→ Task objective
In the blog post below, which anthology does the thesis on Atlantic Canadian fiction focus on? Please answer in one sentence.

→ Document passage

I’d considered calling this blog “Notes from an underpublished author” but worried I would somehow set my fate in concrete, jinx my last chance at writerly recognition, or that an agent or publisher would come along and say, “Sigh, a defeatist attitude. He’ll never sell. If only he had called his blog ‘I am so awesome!’ Shucks. Too bad.” But underpublished is a relative term, right? (No, it’s not – cousin is a relative term, as is uncle.) I mean, I remember once thinking that I wanted just one story published, that was it, that was my goal. Then no, five stories. Then, well I must have a book. Then, but that book must be a big one, not this slender…
Anyway, the point of this (that) opening paragraph is to lead into a self-glamourizing Google-found critique of one of my stories (“The Whales”) that appeared in a UK thesis on Atlantic Canadian fiction. As far as I (aka Google) can tell, this is one of only two published/public critiques of my work, not counting Goodreads reviews (Ryan Bigge mentions the same story in his essay “The New Geographers”, Descant 125, Summer 2004). The thesis, by Will Smith, focusses on the Random House Canada anthology Victory Meat: New Fiction from Atlantic Canada (2003) and is well worth reading. You can download the pdf here.
On my story, Smith writes:
“Lee D. Thompson’s ‘The Whales’ is an example of a disregard for realistic mimesis. Poetic in language, and peppered with reference to the ocean and to real street names, Thompson’s narrative is a dream-like tale of whales who migrate to the suburbs. In this fantasy, “the younger whale ripples to our driveway, flattens our prickly hedges” seemingly looking to reconnect nature and the oft-imagined bland anaesthetised vision of suburbia. Yet the fantasy turns into a nightmare as the last lines hint towards a cull of these fragile symbols, “I will pray for the sleeping children, whose hearts are innocent of all this, and who will soon wake to hear the shrill engines of slicing chainsaws…”
This is not conventional prose in the tradition of Ernest Buckler or Thomas Raddall, and in using a form of fable the writing shows a confidence in self reference. The home place, that other bastion of Atlantic Canadian literature, is similarly invaded in unexpected ways, using iconic themes of the East coast, the whales and the ocean, and yet evading ‘real’ life. Still, the action is a threat to stability. Meanwhile the active reference to the Mall parking lot sees an air of development and contemporaneity. This is not a story which invokes the past in any conventional sense, only in mythologising the whales’ “deep racial memory […] for their distant ancestors were once landbound”.
Trauma and natural angst instead preoccupy the family as they cling to the remnants of some absurd nostalgia.”

→ Data for analysis
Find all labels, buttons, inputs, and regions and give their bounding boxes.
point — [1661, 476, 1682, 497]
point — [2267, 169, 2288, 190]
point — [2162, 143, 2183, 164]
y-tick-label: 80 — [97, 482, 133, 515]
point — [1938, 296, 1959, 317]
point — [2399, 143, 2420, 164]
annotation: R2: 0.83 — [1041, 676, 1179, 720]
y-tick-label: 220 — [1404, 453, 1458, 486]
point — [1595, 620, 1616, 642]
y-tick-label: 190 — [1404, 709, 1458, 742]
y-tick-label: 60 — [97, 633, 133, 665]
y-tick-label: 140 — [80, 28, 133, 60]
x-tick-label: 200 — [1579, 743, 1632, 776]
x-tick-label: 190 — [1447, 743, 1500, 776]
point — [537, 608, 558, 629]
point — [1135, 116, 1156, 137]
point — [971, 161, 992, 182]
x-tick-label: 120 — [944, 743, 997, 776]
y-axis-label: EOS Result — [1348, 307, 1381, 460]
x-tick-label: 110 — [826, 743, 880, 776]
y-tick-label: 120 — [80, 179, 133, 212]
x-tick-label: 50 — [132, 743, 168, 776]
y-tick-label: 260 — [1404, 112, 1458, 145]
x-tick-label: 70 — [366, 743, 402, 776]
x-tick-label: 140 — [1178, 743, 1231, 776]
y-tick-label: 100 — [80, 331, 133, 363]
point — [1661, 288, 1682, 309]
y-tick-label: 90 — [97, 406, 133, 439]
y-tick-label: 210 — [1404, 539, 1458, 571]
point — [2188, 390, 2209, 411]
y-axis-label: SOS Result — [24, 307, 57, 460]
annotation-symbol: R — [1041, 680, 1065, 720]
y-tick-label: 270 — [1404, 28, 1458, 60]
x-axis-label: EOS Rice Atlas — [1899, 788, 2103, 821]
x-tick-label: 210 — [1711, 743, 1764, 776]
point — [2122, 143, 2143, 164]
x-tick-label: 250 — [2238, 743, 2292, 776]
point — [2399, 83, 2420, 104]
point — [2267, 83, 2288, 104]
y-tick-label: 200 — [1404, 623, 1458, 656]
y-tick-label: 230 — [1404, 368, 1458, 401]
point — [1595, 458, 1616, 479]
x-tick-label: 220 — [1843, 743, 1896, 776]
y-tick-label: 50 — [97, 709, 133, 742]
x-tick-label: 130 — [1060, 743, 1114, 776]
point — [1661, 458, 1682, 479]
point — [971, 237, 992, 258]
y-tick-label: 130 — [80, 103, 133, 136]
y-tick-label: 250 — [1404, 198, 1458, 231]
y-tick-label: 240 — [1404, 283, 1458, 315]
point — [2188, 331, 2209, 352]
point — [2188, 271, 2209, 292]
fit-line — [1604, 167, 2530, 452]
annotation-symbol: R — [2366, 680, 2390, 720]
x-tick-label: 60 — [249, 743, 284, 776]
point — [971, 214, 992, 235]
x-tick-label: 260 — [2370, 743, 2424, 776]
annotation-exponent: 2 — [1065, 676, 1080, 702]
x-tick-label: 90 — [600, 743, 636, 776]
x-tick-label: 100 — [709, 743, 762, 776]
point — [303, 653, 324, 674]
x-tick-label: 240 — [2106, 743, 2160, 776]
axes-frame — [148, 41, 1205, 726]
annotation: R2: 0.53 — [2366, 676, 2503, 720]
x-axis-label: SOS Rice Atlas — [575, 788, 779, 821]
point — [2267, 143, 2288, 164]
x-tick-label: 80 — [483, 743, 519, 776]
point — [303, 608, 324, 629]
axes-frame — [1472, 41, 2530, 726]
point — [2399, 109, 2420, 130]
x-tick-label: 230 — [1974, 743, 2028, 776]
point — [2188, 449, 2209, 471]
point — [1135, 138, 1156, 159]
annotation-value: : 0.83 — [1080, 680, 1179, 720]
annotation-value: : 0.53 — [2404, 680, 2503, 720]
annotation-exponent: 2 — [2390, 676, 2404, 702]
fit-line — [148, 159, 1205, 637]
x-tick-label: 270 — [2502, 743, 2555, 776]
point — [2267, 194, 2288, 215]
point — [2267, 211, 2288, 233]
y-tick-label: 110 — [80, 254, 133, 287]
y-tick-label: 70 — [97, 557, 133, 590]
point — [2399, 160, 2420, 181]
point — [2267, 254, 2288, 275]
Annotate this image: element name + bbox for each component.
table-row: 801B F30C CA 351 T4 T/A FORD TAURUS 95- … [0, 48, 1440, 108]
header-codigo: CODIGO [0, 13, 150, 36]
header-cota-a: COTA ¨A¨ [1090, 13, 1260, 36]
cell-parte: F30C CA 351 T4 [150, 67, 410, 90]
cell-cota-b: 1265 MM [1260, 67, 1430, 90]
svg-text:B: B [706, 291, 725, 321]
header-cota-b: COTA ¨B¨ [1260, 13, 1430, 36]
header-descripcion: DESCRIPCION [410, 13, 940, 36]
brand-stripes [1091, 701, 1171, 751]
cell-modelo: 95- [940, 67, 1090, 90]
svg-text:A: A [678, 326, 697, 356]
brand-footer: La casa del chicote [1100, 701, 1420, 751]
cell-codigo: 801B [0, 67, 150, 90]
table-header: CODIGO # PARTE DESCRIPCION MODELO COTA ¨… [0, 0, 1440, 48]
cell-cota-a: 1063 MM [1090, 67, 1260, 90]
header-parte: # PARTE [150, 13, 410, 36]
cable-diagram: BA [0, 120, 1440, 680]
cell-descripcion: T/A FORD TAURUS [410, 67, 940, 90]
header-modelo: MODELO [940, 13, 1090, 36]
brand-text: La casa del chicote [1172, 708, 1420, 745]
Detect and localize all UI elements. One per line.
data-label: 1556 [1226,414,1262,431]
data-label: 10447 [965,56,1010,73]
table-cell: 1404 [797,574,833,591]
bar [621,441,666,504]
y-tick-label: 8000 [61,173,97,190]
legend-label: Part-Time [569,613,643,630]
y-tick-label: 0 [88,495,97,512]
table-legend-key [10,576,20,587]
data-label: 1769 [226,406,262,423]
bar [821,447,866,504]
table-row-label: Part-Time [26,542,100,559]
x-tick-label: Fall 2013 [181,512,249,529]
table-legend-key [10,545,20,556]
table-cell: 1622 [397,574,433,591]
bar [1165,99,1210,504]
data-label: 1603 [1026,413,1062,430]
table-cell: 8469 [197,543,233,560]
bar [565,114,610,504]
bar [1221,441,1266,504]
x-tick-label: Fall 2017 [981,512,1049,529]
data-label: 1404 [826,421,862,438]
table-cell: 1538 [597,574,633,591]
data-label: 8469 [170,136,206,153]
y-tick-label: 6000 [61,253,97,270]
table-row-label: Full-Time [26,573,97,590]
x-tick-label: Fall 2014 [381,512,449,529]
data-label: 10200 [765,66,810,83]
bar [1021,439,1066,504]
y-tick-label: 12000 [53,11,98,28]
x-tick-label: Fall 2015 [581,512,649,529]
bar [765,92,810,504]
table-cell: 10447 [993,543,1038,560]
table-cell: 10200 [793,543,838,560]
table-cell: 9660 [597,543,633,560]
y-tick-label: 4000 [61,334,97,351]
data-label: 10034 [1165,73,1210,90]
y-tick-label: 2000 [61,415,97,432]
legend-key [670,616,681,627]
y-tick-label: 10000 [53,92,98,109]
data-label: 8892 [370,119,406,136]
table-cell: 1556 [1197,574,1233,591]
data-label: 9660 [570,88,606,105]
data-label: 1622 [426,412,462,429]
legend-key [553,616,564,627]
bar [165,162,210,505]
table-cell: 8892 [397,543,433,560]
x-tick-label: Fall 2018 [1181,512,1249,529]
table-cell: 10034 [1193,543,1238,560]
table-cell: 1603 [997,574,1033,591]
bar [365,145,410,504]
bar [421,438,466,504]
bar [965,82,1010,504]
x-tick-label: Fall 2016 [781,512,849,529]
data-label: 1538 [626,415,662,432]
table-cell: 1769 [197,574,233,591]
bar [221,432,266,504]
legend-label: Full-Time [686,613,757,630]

→ Exercise answer
The thesis focuses on the Random House Canada anthology Victory Meat: New Fiction from Atlantic Canada (2003).